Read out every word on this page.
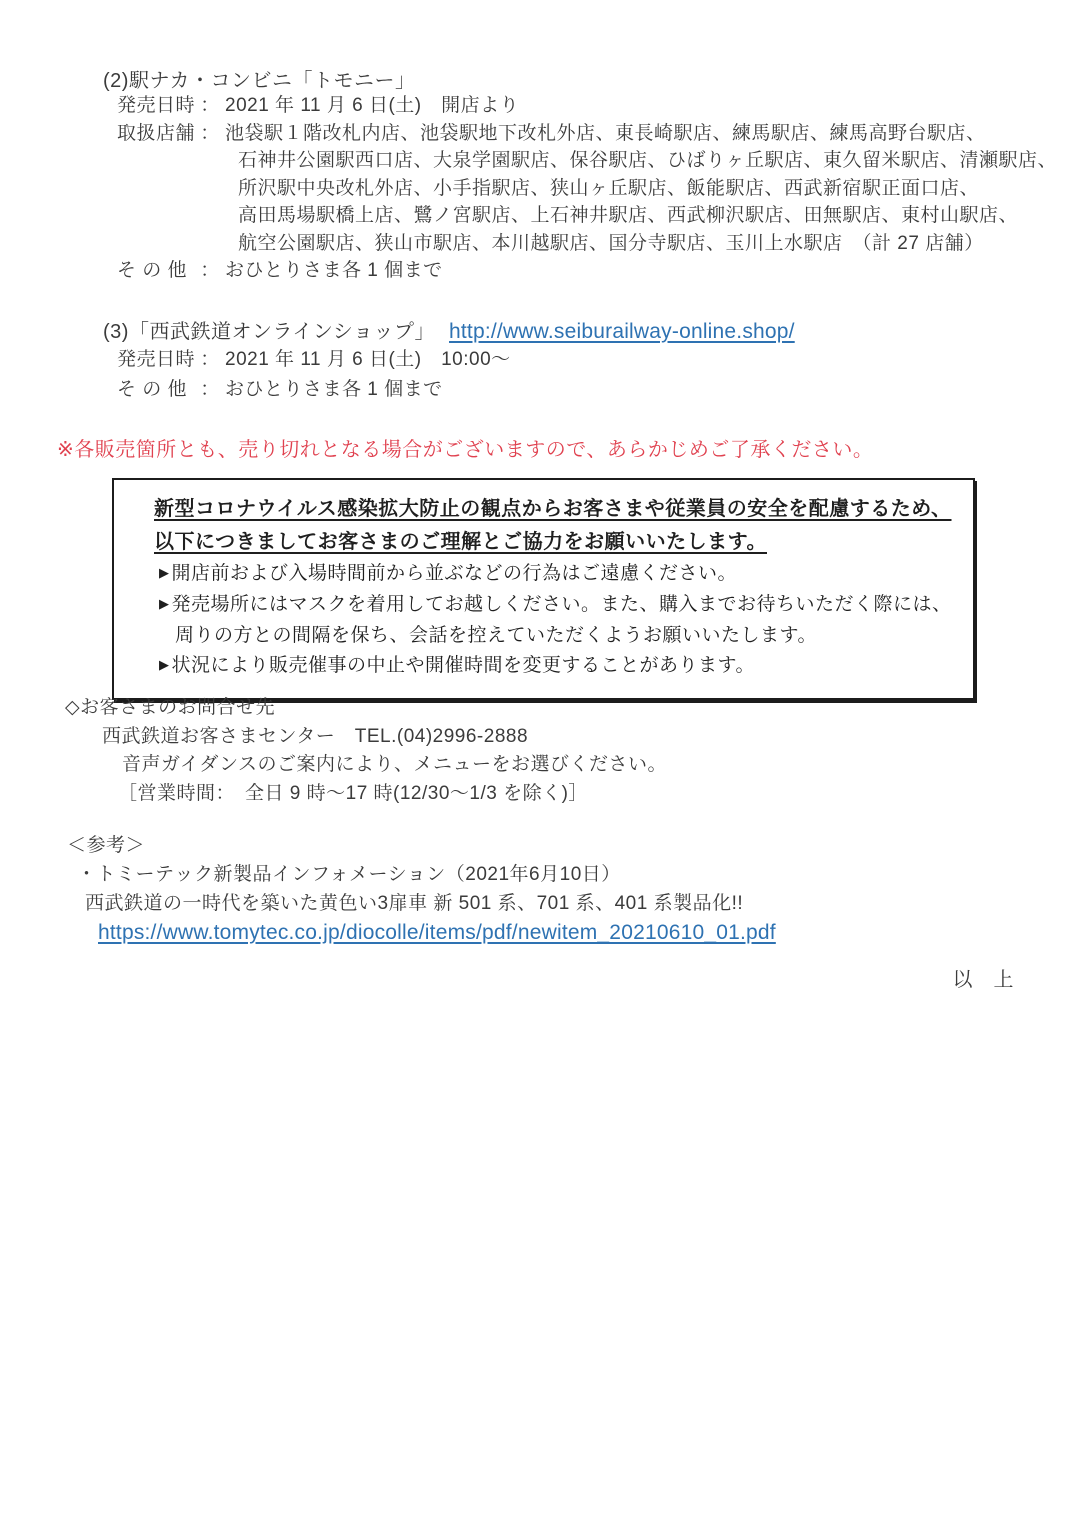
(2)駅ナカ・コンビニ「トモニー」
発売日時 ： 2021 年 11 月 6 日(土)　開店より
取扱店舗 ： 池袋駅１階改札内店、池袋駅地下改札外店、東長崎駅店、練馬駅店、練馬高野台駅店、
石神井公園駅西口店、大泉学園駅店、保谷駅店、ひばりヶ丘駅店、東久留米駅店、清瀬駅店、
所沢駅中央改札外店、小手指駅店、狭山ヶ丘駅店、飯能駅店、西武新宿駅正面口店、
高田馬場駅橋上店、鷺ノ宮駅店、上石神井駅店、西武柳沢駅店、田無駅店、東村山駅店、
航空公園駅店、狭山市駅店、本川越駅店、国分寺駅店、玉川上水駅店　（計 27 店舗）
そ の 他 ： おひとりさま各 1 個まで
(3)「西武鉄道オンラインショップ」 http://www.seiburailway-online.shop/
発売日時 ： 2021 年 11 月 6 日(土)　10:00～
そ の 他 ： おひとりさま各 1 個まで
※各販売箇所とも、売り切れとなる場合がございますので、あらかじめご了承ください。
新型コロナウイルス感染拡大防止の観点からお客さまや従業員の安全を配慮するため、
以下につきましてお客さまのご理解とご協力をお願いいたします。
▶ 開店前および入場時間前から並ぶなどの行為はご遠慮ください。
▶ 発売場所にはマスクを着用してお越しください。また、購入までお待ちいただく際には、
周りの方との間隔を保ち、会話を控えていただくようお願いいたします。
▶ 状況により販売催事の中止や開催時間を変更することがあります。
◇お客さまのお問合せ先
西武鉄道お客さまセンター　TEL.(04)2996-2888
音声ガイダンスのご案内により、メニューをお選びください。
［営業時間：　全日 9 時～17 時(12/30～1/3 を除く)］
＜参考＞
・トミーテック新製品インフォメーション（2021年6月10日）
西武鉄道の一時代を築いた黄色い3扉車 新 501 系、701 系、401 系製品化!!
https://www.tomytec.co.jp/diocolle/items/pdf/newitem_20210610_01.pdf
以　上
□ □ □ □ □ □ □
• _Aim of the exercise_: Return each line of the data, keeping its wording exact and omitting pictures.

• _Final result_:
Read out every word on this page.
(2)駅ナカ・コンビニ「トモニー」
発売日時 ： 2021 年 11 月 6 日(土)　開店より
取扱店舗 ： 池袋駅１階改札内店、池袋駅地下改札外店、東長崎駅店、練馬駅店、練馬高野台駅店、
石神井公園駅西口店、大泉学園駅店、保谷駅店、ひばりヶ丘駅店、東久留米駅店、清瀬駅店、
所沢駅中央改札外店、小手指駅店、狭山ヶ丘駅店、飯能駅店、西武新宿駅正面口店、
高田馬場駅橋上店、鷺ノ宮駅店、上石神井駅店、西武柳沢駅店、田無駅店、東村山駅店、
航空公園駅店、狭山市駅店、本川越駅店、国分寺駅店、玉川上水駅店　（計 27 店舗）
そ の 他 ： おひとりさま各 1 個まで
(3)「西武鉄道オンラインショップ」 http://www.seiburailway-online.shop/
発売日時 ： 2021 年 11 月 6 日(土)　10:00～
そ の 他 ： おひとりさま各 1 個まで
※各販売箇所とも、売り切れとなる場合がございますので、あらかじめご了承ください。
新型コロナウイルス感染拡大防止の観点からお客さまや従業員の安全を配慮するため、
以下につきましてお客さまのご理解とご協力をお願いいたします。
▶ 開店前および入場時間前から並ぶなどの行為はご遠慮ください。
▶ 発売場所にはマスクを着用してお越しください。また、購入までお待ちいただく際には、
周りの方との間隔を保ち、会話を控えていただくようお願いいたします。
▶ 状況により販売催事の中止や開催時間を変更することがあります。
◇お客さまのお問合せ先
西武鉄道お客さまセンター　TEL.(04)2996-2888
音声ガイダンスのご案内により、メニューをお選びください。
［営業時間：　全日 9 時～17 時(12/30～1/3 を除く)］
＜参考＞
・トミーテック新製品インフォメーション（2021年6月10日）
西武鉄道の一時代を築いた黄色い3扉車 新 501 系、701 系、401 系製品化!!
https://www.tomytec.co.jp/diocolle/items/pdf/newitem_20210610_01.pdf
以　上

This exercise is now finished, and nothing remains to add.